→ Given instruction: An exact copy of the records is required, minus the pictures they hold.

→ Listed entries:
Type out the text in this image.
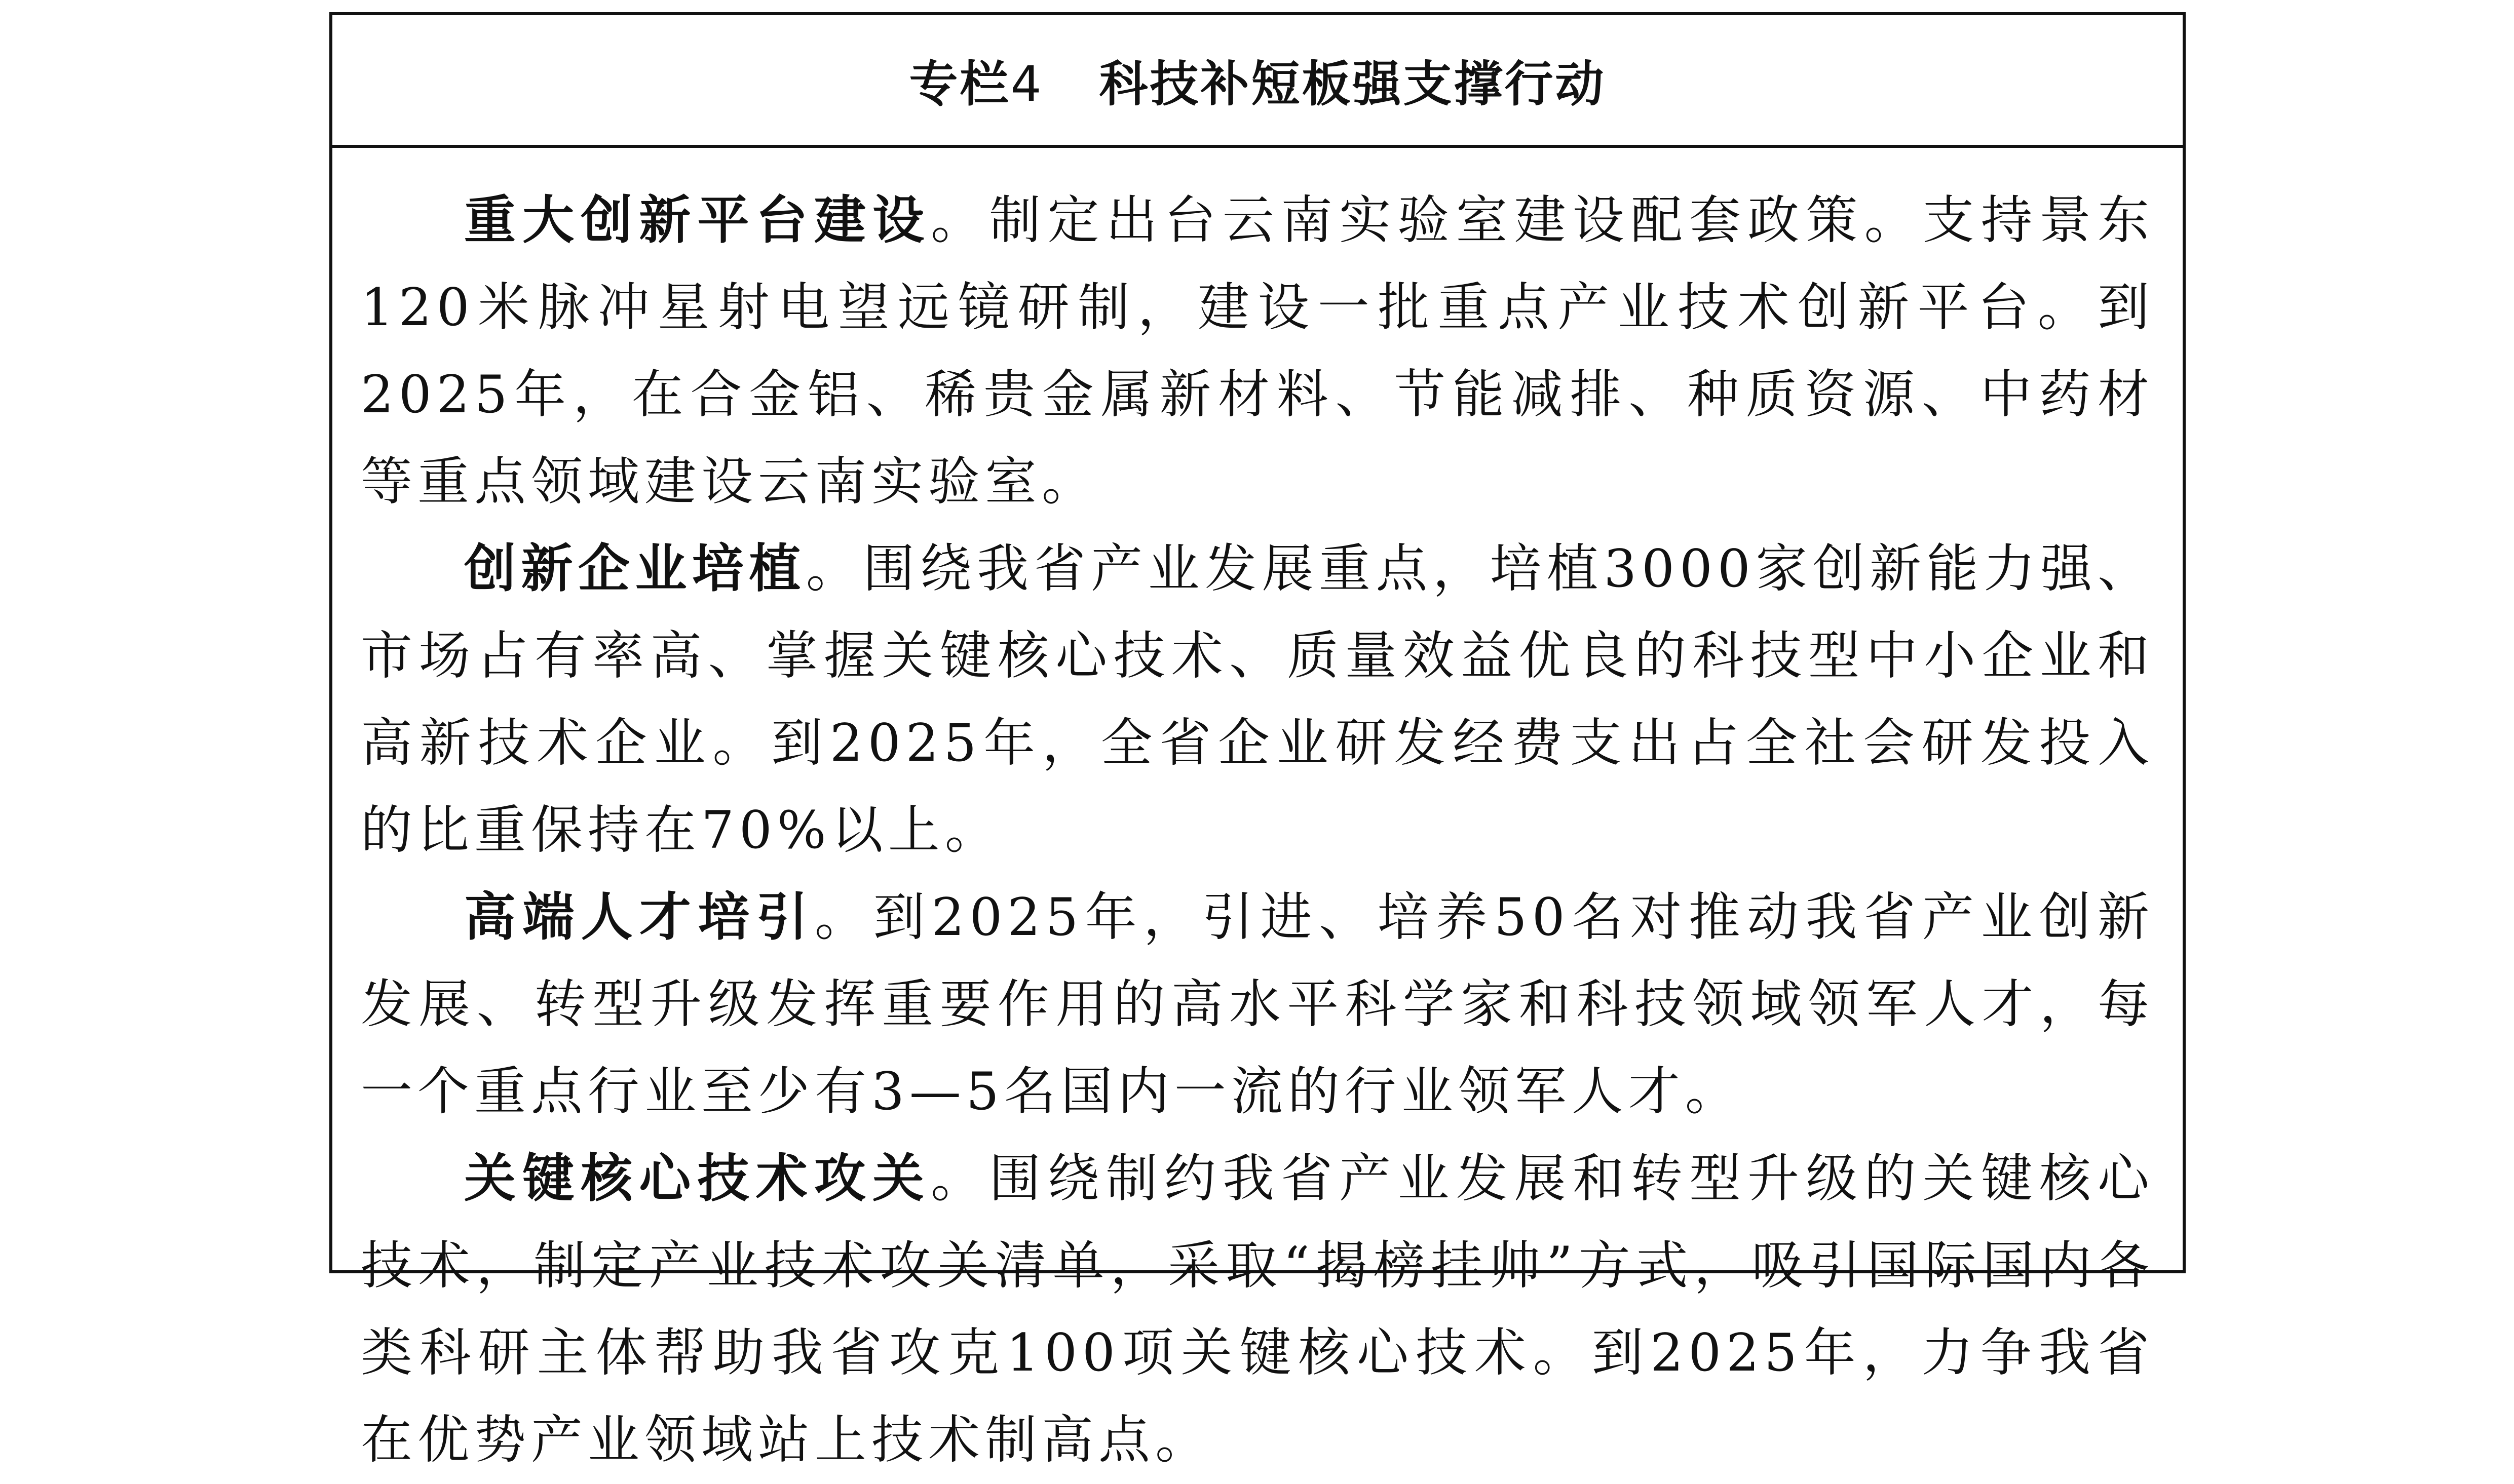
专栏4 科技补短板强支撑行动

重大创新平台建设。制定出台云南实验室建设配套政策。支持景东120米脉冲星射电望远镜研制，建设一批重点产业技术创新平台。到2025年，在合金铝、稀贵金属新材料、节能减排、种质资源、中药材等重点领域建设云南实验室。

创新企业培植。围绕我省产业发展重点，培植3000家创新能力强、市场占有率高、掌握关键核心技术、质量效益优良的科技型中小企业和高新技术企业。到2025年，全省企业研发经费支出占全社会研发投入的比重保持在70%以上。

高端人才培引。到2025年，引进、培养50名对推动我省产业创新发展、转型升级发挥重要作用的高水平科学家和科技领域领军人才，每一个重点行业至少有3—5名国内一流的行业领军人才。

关键核心技术攻关。围绕制约我省产业发展和转型升级的关键核心技术，制定产业技术攻关清单，采取“揭榜挂帅”方式，吸引国际国内各类科研主体帮助我省攻克100项关键核心技术。到2025年，力争我省在优势产业领域站上技术制高点。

→ Finished answer:
Type out the text in this image.
专栏4 科技补短板强支撑行动

重大创新平台建设。制定出台云南实验室建设配套政策。支持景东120米脉冲星射电望远镜研制，建设一批重点产业技术创新平台。到2025年，在合金铝、稀贵金属新材料、节能减排、种质资源、中药材等重点领域建设云南实验室。

创新企业培植。围绕我省产业发展重点，培植3000家创新能力强、市场占有率高、掌握关键核心技术、质量效益优良的科技型中小企业和高新技术企业。到2025年，全省企业研发经费支出占全社会研发投入的比重保持在70%以上。

高端人才培引。到2025年，引进、培养50名对推动我省产业创新发展、转型升级发挥重要作用的高水平科学家和科技领域领军人才，每一个重点行业至少有3—5名国内一流的行业领军人才。

关键核心技术攻关。围绕制约我省产业发展和转型升级的关键核心技术，制定产业技术攻关清单，采取“揭榜挂帅”方式，吸引国际国内各类科研主体帮助我省攻克100项关键核心技术。到2025年，力争我省在优势产业领域站上技术制高点。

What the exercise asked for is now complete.